> Task to carry out: Can you print every record below exactly as written?

_ _ _ _

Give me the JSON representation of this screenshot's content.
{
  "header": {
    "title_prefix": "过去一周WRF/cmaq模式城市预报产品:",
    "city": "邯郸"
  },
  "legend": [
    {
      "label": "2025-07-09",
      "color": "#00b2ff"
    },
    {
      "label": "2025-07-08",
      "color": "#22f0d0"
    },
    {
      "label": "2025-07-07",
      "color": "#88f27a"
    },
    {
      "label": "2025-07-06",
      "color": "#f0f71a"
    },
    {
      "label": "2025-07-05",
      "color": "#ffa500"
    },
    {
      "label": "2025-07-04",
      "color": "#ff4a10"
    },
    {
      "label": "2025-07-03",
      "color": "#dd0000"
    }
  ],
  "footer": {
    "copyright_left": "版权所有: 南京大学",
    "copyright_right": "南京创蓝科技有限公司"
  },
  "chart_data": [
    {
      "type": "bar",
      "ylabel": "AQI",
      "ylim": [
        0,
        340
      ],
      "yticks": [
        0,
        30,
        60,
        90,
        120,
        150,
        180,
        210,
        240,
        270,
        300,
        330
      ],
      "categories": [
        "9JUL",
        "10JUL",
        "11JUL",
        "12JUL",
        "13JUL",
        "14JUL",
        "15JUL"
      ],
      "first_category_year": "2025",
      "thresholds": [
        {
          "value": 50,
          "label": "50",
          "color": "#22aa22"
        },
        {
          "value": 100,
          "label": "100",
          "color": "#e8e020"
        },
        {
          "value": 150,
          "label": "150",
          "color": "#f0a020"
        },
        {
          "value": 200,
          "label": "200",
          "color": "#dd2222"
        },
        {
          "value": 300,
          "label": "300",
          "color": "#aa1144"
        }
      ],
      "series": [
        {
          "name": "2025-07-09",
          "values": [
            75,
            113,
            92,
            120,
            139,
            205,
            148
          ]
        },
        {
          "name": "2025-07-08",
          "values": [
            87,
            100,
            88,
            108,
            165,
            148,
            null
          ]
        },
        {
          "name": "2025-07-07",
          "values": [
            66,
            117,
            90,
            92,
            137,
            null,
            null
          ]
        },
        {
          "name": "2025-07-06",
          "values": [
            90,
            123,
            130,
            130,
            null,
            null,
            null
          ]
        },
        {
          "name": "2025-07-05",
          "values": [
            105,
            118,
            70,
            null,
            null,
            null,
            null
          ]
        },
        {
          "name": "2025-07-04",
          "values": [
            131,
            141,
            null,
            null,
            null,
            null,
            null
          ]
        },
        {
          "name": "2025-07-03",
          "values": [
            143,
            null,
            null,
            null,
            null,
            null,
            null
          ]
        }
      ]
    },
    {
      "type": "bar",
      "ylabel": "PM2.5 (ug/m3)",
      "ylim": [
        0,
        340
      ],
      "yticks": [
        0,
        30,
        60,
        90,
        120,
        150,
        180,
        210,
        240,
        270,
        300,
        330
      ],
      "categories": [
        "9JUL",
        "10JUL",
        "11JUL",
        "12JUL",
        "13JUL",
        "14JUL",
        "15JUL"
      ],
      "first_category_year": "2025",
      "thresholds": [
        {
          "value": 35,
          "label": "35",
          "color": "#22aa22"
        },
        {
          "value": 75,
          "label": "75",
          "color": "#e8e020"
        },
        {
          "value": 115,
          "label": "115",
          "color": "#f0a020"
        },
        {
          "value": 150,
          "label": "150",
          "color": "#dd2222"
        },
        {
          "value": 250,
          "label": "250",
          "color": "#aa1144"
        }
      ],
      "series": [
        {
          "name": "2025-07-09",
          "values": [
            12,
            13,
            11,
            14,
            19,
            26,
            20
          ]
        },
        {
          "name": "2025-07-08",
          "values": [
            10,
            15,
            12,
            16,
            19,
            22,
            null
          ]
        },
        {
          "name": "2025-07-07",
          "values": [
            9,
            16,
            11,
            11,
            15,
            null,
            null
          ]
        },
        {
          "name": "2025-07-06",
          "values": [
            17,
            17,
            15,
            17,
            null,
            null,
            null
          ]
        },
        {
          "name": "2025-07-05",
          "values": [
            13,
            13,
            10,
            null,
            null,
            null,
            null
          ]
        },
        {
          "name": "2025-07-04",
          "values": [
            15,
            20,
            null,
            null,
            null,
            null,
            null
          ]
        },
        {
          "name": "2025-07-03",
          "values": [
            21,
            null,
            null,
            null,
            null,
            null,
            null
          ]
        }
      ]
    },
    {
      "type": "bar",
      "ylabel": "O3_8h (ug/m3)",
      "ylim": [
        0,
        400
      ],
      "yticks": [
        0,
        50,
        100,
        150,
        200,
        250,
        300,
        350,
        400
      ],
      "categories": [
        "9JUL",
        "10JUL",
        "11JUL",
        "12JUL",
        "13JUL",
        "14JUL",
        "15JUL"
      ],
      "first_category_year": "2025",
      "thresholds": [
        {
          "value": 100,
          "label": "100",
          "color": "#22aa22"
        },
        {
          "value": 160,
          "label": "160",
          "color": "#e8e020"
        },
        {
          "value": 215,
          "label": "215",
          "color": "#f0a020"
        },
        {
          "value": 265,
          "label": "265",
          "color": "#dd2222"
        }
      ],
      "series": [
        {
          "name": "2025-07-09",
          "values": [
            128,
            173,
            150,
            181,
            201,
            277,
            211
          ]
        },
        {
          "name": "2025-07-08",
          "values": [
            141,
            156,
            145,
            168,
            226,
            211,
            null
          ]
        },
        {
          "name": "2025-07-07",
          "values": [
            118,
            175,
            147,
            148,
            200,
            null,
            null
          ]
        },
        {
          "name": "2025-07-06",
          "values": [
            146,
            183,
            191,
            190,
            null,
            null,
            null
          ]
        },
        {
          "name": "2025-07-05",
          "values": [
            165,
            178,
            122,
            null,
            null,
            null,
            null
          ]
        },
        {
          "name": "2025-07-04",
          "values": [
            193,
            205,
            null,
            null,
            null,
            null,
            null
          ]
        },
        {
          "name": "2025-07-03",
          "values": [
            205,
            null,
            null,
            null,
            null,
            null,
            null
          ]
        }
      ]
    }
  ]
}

_ _ _ _

> Completed exercise:
Give me the JSON representation of this screenshot's content.
{
  "header": {
    "title_prefix": "过去一周WRF/cmaq模式城市预报产品:",
    "city": "邯郸"
  },
  "legend": [
    {
      "label": "2025-07-09",
      "color": "#00b2ff"
    },
    {
      "label": "2025-07-08",
      "color": "#22f0d0"
    },
    {
      "label": "2025-07-07",
      "color": "#88f27a"
    },
    {
      "label": "2025-07-06",
      "color": "#f0f71a"
    },
    {
      "label": "2025-07-05",
      "color": "#ffa500"
    },
    {
      "label": "2025-07-04",
      "color": "#ff4a10"
    },
    {
      "label": "2025-07-03",
      "color": "#dd0000"
    }
  ],
  "footer": {
    "copyright_left": "版权所有: 南京大学",
    "copyright_right": "南京创蓝科技有限公司"
  },
  "chart_data": [
    {
      "type": "bar",
      "ylabel": "AQI",
      "ylim": [
        0,
        340
      ],
      "yticks": [
        0,
        30,
        60,
        90,
        120,
        150,
        180,
        210,
        240,
        270,
        300,
        330
      ],
      "categories": [
        "9JUL",
        "10JUL",
        "11JUL",
        "12JUL",
        "13JUL",
        "14JUL",
        "15JUL"
      ],
      "first_category_year": "2025",
      "thresholds": [
        {
          "value": 50,
          "label": "50",
          "color": "#22aa22"
        },
        {
          "value": 100,
          "label": "100",
          "color": "#e8e020"
        },
        {
          "value": 150,
          "label": "150",
          "color": "#f0a020"
        },
        {
          "value": 200,
          "label": "200",
          "color": "#dd2222"
        },
        {
          "value": 300,
          "label": "300",
          "color": "#aa1144"
        }
      ],
      "series": [
        {
          "name": "2025-07-09",
          "values": [
            75,
            113,
            92,
            120,
            139,
            205,
            148
          ]
        },
        {
          "name": "2025-07-08",
          "values": [
            87,
            100,
            88,
            108,
            165,
            148,
            null
          ]
        },
        {
          "name": "2025-07-07",
          "values": [
            66,
            117,
            90,
            92,
            137,
            null,
            null
          ]
        },
        {
          "name": "2025-07-06",
          "values": [
            90,
            123,
            130,
            130,
            null,
            null,
            null
          ]
        },
        {
          "name": "2025-07-05",
          "values": [
            105,
            118,
            70,
            null,
            null,
            null,
            null
          ]
        },
        {
          "name": "2025-07-04",
          "values": [
            131,
            141,
            null,
            null,
            null,
            null,
            null
          ]
        },
        {
          "name": "2025-07-03",
          "values": [
            143,
            null,
            null,
            null,
            null,
            null,
            null
          ]
        }
      ]
    },
    {
      "type": "bar",
      "ylabel": "PM2.5 (ug/m3)",
      "ylim": [
        0,
        340
      ],
      "yticks": [
        0,
        30,
        60,
        90,
        120,
        150,
        180,
        210,
        240,
        270,
        300,
        330
      ],
      "categories": [
        "9JUL",
        "10JUL",
        "11JUL",
        "12JUL",
        "13JUL",
        "14JUL",
        "15JUL"
      ],
      "first_category_year": "2025",
      "thresholds": [
        {
          "value": 35,
          "label": "35",
          "color": "#22aa22"
        },
        {
          "value": 75,
          "label": "75",
          "color": "#e8e020"
        },
        {
          "value": 115,
          "label": "115",
          "color": "#f0a020"
        },
        {
          "value": 150,
          "label": "150",
          "color": "#dd2222"
        },
        {
          "value": 250,
          "label": "250",
          "color": "#aa1144"
        }
      ],
      "series": [
        {
          "name": "2025-07-09",
          "values": [
            12,
            13,
            11,
            14,
            19,
            26,
            20
          ]
        },
        {
          "name": "2025-07-08",
          "values": [
            10,
            15,
            12,
            16,
            19,
            22,
            null
          ]
        },
        {
          "name": "2025-07-07",
          "values": [
            9,
            16,
            11,
            11,
            15,
            null,
            null
          ]
        },
        {
          "name": "2025-07-06",
          "values": [
            17,
            17,
            15,
            17,
            null,
            null,
            null
          ]
        },
        {
          "name": "2025-07-05",
          "values": [
            13,
            13,
            10,
            null,
            null,
            null,
            null
          ]
        },
        {
          "name": "2025-07-04",
          "values": [
            15,
            20,
            null,
            null,
            null,
            null,
            null
          ]
        },
        {
          "name": "2025-07-03",
          "values": [
            21,
            null,
            null,
            null,
            null,
            null,
            null
          ]
        }
      ]
    },
    {
      "type": "bar",
      "ylabel": "O3_8h (ug/m3)",
      "ylim": [
        0,
        400
      ],
      "yticks": [
        0,
        50,
        100,
        150,
        200,
        250,
        300,
        350,
        400
      ],
      "categories": [
        "9JUL",
        "10JUL",
        "11JUL",
        "12JUL",
        "13JUL",
        "14JUL",
        "15JUL"
      ],
      "first_category_year": "2025",
      "thresholds": [
        {
          "value": 100,
          "label": "100",
          "color": "#22aa22"
        },
        {
          "value": 160,
          "label": "160",
          "color": "#e8e020"
        },
        {
          "value": 215,
          "label": "215",
          "color": "#f0a020"
        },
        {
          "value": 265,
          "label": "265",
          "color": "#dd2222"
        }
      ],
      "series": [
        {
          "name": "2025-07-09",
          "values": [
            128,
            173,
            150,
            181,
            201,
            277,
            211
          ]
        },
        {
          "name": "2025-07-08",
          "values": [
            141,
            156,
            145,
            168,
            226,
            211,
            null
          ]
        },
        {
          "name": "2025-07-07",
          "values": [
            118,
            175,
            147,
            148,
            200,
            null,
            null
          ]
        },
        {
          "name": "2025-07-06",
          "values": [
            146,
            183,
            191,
            190,
            null,
            null,
            null
          ]
        },
        {
          "name": "2025-07-05",
          "values": [
            165,
            178,
            122,
            null,
            null,
            null,
            null
          ]
        },
        {
          "name": "2025-07-04",
          "values": [
            193,
            205,
            null,
            null,
            null,
            null,
            null
          ]
        },
        {
          "name": "2025-07-03",
          "values": [
            205,
            null,
            null,
            null,
            null,
            null,
            null
          ]
        }
      ]
    }
  ]
}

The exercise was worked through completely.